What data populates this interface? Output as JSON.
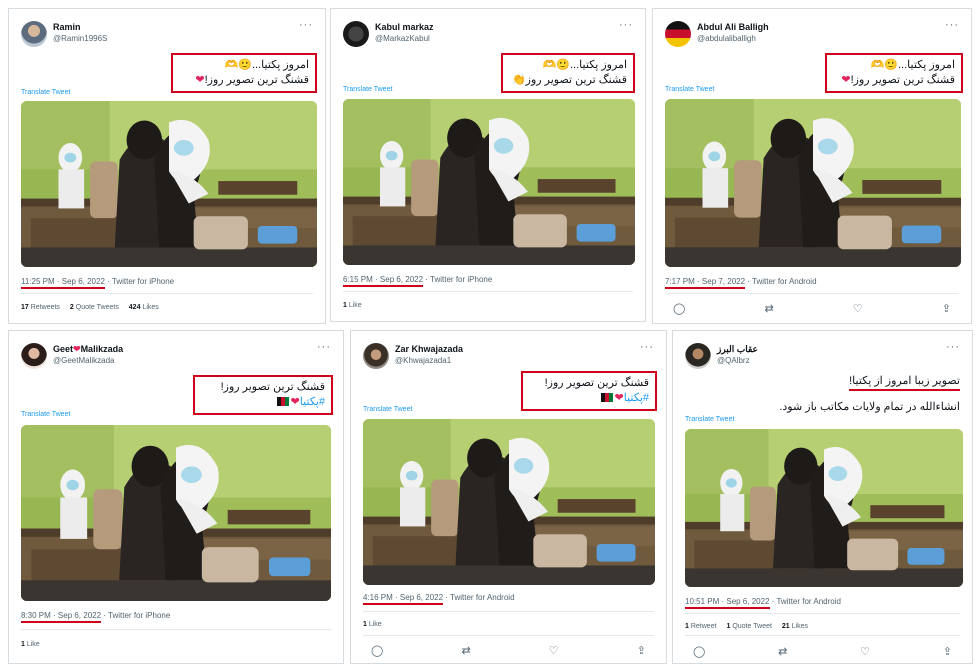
{
  "tweets": [
    {
      "name": "Ramin",
      "handle": "@Ramin1996S",
      "line1": "امروز پکتیا...🙂🫶",
      "line2": "قشنگ ترین تصویر روز!",
      "translate": "Translate Tweet",
      "time": "11:25 PM · Sep 6, 2022",
      "source": "· Twitter for iPhone",
      "stats": [
        {
          "num": "17",
          "label": "Retweets"
        },
        {
          "num": "2",
          "label": "Quote Tweets"
        },
        {
          "num": "424",
          "label": "Likes"
        }
      ]
    },
    {
      "name": "Kabul markaz",
      "handle": "@MarkazKabul",
      "line1": "امروز پکتیا...🙂🫶",
      "line2": "قشنگ ترین تصویر روز👏",
      "translate": "Translate Tweet",
      "time": "6:15 PM · Sep 6, 2022",
      "source": "· Twitter for iPhone",
      "stats": [
        {
          "num": "1",
          "label": "Like"
        }
      ]
    },
    {
      "name": "Abdul Ali Balligh",
      "handle": "@abdulaliballigh",
      "line1": "امروز پکتیا...🙂🫶",
      "line2": "قشنگ ترین تصویر روز!",
      "translate": "Translate Tweet",
      "time": "7:17 PM · Sep 7, 2022",
      "source": "· Twitter for Android"
    },
    {
      "name_a": "Geet",
      "name_b": "Malikzada",
      "handle": "@GeetMalikzada",
      "line1": "قشنگ ترین تصویر روز!",
      "hashtag": "#پکتیا",
      "translate": "Translate Tweet",
      "time": "8:30 PM · Sep 6, 2022",
      "source": "· Twitter for iPhone",
      "stats": [
        {
          "num": "1",
          "label": "Like"
        }
      ]
    },
    {
      "name": "Zar Khwajazada",
      "handle": "@Khwajazada1",
      "line1": "قشنگ ترین تصویر روز!",
      "hashtag": "#پکتیا",
      "translate": "Translate Tweet",
      "time": "4:16 PM · Sep 6, 2022",
      "source": "· Twitter for Android",
      "stats": [
        {
          "num": "1",
          "label": "Like"
        }
      ]
    },
    {
      "name": "عقاب البرز",
      "handle": "@QAlbrz",
      "line1": "تصویر زیبا امروز از پکتیا!",
      "line2": "انشاءالله در تمام ولایات مکاتب باز شود.",
      "translate": "Translate Tweet",
      "time": "10:51 PM · Sep 6, 2022",
      "source": "· Twitter for Android",
      "stats": [
        {
          "num": "1",
          "label": "Retweet"
        },
        {
          "num": "1",
          "label": "Quote Tweet"
        },
        {
          "num": "21",
          "label": "Likes"
        }
      ]
    }
  ],
  "icons": {
    "more": "···",
    "heart": "❤",
    "reply": "◯",
    "retweet": "⇄",
    "like": "♡",
    "share": "⇪"
  },
  "colors": {
    "highlight_red": "#d0021b",
    "link_blue": "#1d9bf0",
    "heart_red": "#e0245e"
  }
}
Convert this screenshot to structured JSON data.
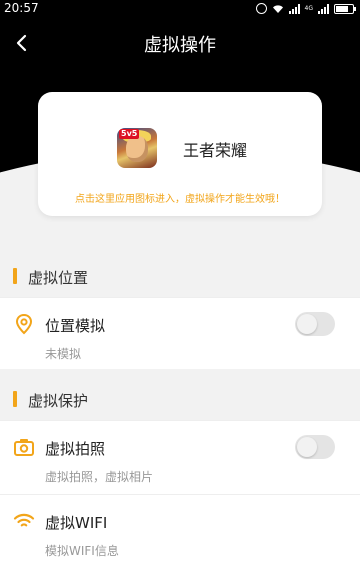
{
  "status_bar": {
    "time": "20:57",
    "network_label": "4G"
  },
  "nav": {
    "title": "虚拟操作"
  },
  "app_card": {
    "badge": "5v5",
    "app_name": "王者荣耀",
    "hint": "点击这里应用图标进入，虚拟操作才能生效哦！"
  },
  "sections": [
    {
      "title": "虚拟位置",
      "rows": [
        {
          "title": "位置模拟",
          "subtitle": "未模拟",
          "icon": "location-pin-icon",
          "toggle_on": false
        }
      ]
    },
    {
      "title": "虚拟保护",
      "rows": [
        {
          "title": "虚拟拍照",
          "subtitle": "虚拟拍照，虚拟相片",
          "icon": "camera-icon",
          "toggle_on": false
        },
        {
          "title": "虚拟WIFI",
          "subtitle": "模拟WIFI信息",
          "icon": "wifi-icon",
          "toggle_on": null
        }
      ]
    }
  ],
  "colors": {
    "accent": "#f2a51a",
    "header": "#000000",
    "background": "#f2f2f2"
  }
}
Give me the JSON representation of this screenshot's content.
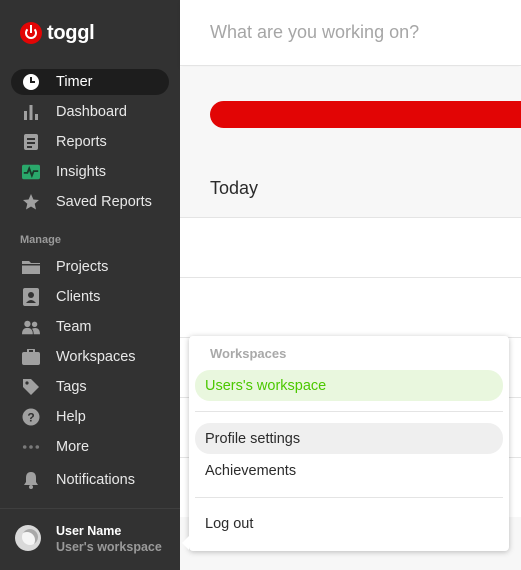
{
  "app": {
    "name": "toggl"
  },
  "colors": {
    "brand": "#e20505",
    "sidebar": "#323232",
    "workspace_green": "#4bc800"
  },
  "sidebar": {
    "items": [
      {
        "label": "Timer",
        "icon": "clock-icon"
      },
      {
        "label": "Dashboard",
        "icon": "bar-chart-icon"
      },
      {
        "label": "Reports",
        "icon": "document-icon"
      },
      {
        "label": "Insights",
        "icon": "pulse-icon"
      },
      {
        "label": "Saved Reports",
        "icon": "star-icon"
      }
    ],
    "manage_label": "Manage",
    "manage_items": [
      {
        "label": "Projects",
        "icon": "folder-icon"
      },
      {
        "label": "Clients",
        "icon": "contact-card-icon"
      },
      {
        "label": "Team",
        "icon": "people-icon"
      },
      {
        "label": "Workspaces",
        "icon": "briefcase-icon"
      },
      {
        "label": "Tags",
        "icon": "tag-icon"
      },
      {
        "label": "Help",
        "icon": "question-icon"
      },
      {
        "label": "More",
        "icon": "ellipsis-icon"
      }
    ],
    "notifications_label": "Notifications",
    "user": {
      "name": "User Name",
      "workspace": "User's workspace"
    }
  },
  "main": {
    "timer_placeholder": "What are you working on?",
    "today_label": "Today"
  },
  "popup": {
    "section_label": "Workspaces",
    "workspace_item": "Users's workspace",
    "profile_settings": "Profile settings",
    "achievements": "Achievements",
    "logout": "Log out"
  }
}
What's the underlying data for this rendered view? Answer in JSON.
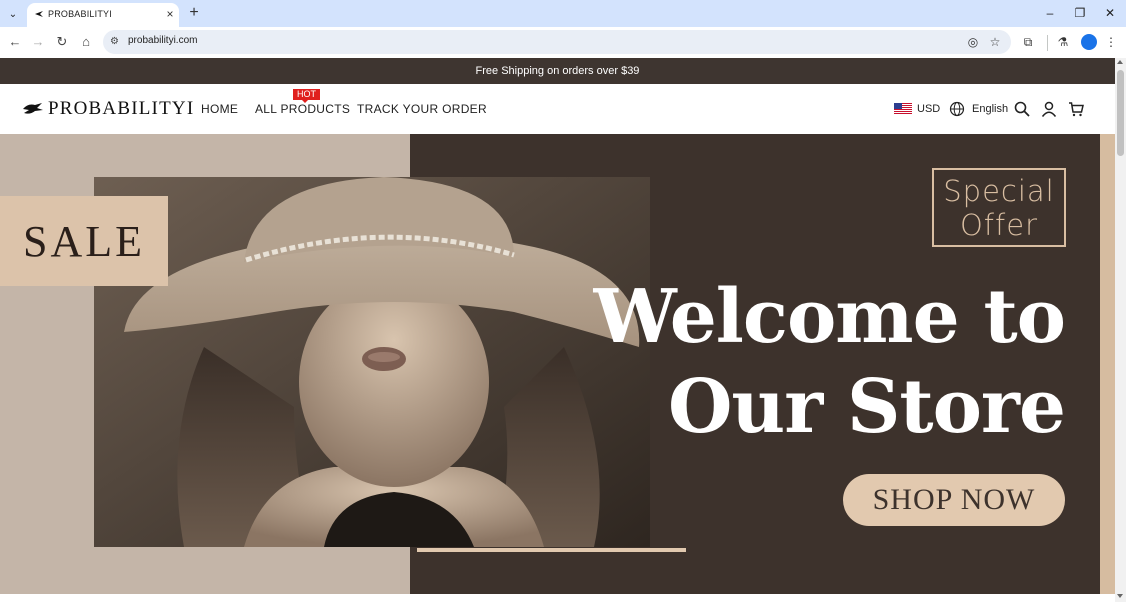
{
  "browser": {
    "tab_title": "PROBABILITYI",
    "url": "probabilityi.com"
  },
  "announcement": "Free Shipping on orders over $39",
  "header": {
    "logo_text": "PROBABILITYI",
    "nav": [
      "HOME",
      "ALL PRODUCTS",
      "TRACK YOUR ORDER"
    ],
    "hot_badge": "HOT",
    "currency": "USD",
    "language": "English"
  },
  "hero": {
    "sale": "SALE",
    "special_line1": "Special",
    "special_line2": "Offer",
    "welcome_line1": "Welcome to",
    "welcome_line2": "Our Store",
    "shop_now": "SHOP NOW"
  },
  "colors": {
    "announcement_bg": "#3e3530",
    "hero_dark": "#3d322c",
    "hero_light": "#c4b5a8",
    "accent_tan": "#e2c9af",
    "hot_red": "#e0201e"
  }
}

- Exercise objective
Go through the records. Copy each line where "data" appears.

- Finished exercise
What data populates this interface? Output as JSON.
Convert this screenshot to structured JSON data.
What's the underlying data for this rendered view? Answer in JSON.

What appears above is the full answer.